* _Short exercise_: Pick every line with "Download" from the material below.

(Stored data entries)
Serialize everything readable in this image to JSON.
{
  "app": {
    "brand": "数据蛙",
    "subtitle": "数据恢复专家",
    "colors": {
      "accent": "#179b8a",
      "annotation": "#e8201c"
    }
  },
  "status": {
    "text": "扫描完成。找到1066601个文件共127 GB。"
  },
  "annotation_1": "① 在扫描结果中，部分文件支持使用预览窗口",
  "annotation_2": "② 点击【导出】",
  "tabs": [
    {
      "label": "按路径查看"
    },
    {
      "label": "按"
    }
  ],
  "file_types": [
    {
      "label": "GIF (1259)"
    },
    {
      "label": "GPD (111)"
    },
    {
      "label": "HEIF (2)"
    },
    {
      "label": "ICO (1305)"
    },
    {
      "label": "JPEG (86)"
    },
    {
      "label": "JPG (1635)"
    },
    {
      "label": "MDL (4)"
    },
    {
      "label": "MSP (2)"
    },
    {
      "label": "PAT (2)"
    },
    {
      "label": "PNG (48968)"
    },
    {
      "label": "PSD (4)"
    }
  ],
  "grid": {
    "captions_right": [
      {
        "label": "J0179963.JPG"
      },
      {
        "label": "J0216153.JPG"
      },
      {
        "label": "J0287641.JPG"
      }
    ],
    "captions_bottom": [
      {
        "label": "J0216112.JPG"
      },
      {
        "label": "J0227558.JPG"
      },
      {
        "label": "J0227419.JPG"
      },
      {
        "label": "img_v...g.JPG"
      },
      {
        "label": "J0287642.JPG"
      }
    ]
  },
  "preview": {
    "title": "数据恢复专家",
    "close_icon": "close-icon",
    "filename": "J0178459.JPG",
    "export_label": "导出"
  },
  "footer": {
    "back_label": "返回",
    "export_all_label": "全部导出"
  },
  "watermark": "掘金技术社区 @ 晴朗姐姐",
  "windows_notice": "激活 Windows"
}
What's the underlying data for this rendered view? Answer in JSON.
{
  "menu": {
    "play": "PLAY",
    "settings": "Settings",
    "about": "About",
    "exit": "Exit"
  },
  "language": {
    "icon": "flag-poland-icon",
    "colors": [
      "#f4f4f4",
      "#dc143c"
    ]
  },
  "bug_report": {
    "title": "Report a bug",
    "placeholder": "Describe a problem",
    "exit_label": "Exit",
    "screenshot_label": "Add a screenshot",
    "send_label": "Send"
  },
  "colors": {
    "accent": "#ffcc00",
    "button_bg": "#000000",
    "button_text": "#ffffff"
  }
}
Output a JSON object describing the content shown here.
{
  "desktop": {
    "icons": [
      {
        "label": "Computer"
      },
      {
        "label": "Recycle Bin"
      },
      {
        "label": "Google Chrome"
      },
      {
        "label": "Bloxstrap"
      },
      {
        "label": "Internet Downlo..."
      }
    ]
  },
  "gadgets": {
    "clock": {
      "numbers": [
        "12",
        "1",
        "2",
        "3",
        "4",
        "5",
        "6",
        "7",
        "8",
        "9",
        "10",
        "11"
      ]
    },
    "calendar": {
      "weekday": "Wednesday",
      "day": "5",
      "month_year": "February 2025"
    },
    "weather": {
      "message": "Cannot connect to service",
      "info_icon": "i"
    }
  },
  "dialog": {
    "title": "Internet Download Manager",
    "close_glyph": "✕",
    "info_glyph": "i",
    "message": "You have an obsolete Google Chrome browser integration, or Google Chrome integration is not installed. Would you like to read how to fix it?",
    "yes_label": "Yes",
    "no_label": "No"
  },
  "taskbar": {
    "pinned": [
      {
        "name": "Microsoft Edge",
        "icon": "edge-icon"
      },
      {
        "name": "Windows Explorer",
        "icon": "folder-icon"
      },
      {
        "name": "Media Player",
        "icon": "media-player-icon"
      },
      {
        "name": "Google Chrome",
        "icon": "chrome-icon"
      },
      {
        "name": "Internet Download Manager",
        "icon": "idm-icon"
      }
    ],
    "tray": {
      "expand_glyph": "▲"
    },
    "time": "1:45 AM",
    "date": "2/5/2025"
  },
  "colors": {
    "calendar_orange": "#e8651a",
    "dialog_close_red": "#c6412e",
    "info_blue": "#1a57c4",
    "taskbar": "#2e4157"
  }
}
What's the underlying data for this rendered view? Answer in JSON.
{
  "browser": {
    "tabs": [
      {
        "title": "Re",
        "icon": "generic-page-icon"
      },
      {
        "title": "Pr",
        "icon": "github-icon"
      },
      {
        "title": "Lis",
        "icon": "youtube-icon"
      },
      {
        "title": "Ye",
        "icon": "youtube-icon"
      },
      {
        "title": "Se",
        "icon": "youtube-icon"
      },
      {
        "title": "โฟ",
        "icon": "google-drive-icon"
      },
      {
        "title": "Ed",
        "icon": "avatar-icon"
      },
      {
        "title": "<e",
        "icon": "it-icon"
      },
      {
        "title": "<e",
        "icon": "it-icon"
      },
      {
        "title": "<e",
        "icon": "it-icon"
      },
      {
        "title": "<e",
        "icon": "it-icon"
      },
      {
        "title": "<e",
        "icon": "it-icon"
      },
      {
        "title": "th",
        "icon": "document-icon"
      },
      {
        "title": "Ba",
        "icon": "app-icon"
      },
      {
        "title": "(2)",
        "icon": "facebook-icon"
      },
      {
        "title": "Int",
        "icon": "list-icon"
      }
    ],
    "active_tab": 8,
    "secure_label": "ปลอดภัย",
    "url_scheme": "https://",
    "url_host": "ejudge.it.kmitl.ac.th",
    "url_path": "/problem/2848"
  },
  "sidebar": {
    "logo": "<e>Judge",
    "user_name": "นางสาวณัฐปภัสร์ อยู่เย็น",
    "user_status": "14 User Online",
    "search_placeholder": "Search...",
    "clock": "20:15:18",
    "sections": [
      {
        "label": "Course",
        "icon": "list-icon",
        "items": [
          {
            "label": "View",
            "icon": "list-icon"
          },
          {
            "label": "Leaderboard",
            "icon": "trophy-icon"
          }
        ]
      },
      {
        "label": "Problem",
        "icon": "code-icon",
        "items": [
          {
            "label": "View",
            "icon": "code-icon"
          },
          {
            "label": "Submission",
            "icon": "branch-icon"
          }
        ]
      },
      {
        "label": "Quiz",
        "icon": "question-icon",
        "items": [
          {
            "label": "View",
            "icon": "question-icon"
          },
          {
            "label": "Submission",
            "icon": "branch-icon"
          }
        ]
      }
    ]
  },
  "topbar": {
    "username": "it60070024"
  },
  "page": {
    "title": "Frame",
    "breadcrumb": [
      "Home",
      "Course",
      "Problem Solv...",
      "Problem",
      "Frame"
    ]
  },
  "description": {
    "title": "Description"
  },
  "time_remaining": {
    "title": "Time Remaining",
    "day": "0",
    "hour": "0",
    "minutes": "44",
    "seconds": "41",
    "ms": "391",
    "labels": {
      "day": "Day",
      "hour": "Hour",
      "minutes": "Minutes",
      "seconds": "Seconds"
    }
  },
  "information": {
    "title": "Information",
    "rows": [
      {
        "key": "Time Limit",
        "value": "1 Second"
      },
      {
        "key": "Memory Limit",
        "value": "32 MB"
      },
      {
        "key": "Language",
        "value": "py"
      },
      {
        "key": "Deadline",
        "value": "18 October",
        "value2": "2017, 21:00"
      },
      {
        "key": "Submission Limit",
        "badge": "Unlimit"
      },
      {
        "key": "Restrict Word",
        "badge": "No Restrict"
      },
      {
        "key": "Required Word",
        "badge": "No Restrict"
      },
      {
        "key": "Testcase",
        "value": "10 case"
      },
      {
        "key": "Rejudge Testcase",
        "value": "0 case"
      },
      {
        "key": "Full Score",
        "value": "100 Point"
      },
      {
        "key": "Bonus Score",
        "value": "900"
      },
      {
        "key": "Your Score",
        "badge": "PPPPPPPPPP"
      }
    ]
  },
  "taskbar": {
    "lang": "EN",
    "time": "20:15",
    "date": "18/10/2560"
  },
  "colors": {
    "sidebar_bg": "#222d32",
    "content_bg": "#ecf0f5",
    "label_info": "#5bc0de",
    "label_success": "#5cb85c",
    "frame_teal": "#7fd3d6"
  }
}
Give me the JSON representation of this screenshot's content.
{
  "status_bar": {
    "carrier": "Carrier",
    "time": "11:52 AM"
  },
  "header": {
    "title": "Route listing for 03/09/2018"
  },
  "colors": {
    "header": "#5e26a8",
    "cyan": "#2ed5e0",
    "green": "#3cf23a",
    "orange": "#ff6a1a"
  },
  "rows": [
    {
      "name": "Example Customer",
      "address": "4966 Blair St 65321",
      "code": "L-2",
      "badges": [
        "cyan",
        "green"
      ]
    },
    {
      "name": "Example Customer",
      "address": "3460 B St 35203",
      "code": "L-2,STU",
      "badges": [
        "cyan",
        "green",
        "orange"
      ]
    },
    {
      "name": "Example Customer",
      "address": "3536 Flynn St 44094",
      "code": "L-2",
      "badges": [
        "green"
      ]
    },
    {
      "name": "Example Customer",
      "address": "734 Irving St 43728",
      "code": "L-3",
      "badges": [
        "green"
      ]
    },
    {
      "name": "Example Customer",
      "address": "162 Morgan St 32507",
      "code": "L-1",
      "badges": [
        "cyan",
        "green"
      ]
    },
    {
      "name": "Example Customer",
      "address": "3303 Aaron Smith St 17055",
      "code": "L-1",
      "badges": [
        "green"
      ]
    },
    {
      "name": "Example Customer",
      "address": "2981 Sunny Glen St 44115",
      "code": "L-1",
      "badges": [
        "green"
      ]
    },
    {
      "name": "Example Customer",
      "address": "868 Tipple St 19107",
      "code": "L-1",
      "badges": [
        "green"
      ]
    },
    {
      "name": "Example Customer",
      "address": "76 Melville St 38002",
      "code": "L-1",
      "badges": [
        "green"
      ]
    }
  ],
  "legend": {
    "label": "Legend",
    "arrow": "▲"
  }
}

* _Answer to the problem_:
    "title": "Internet Download Manager",
        "name": "Internet Download Manager",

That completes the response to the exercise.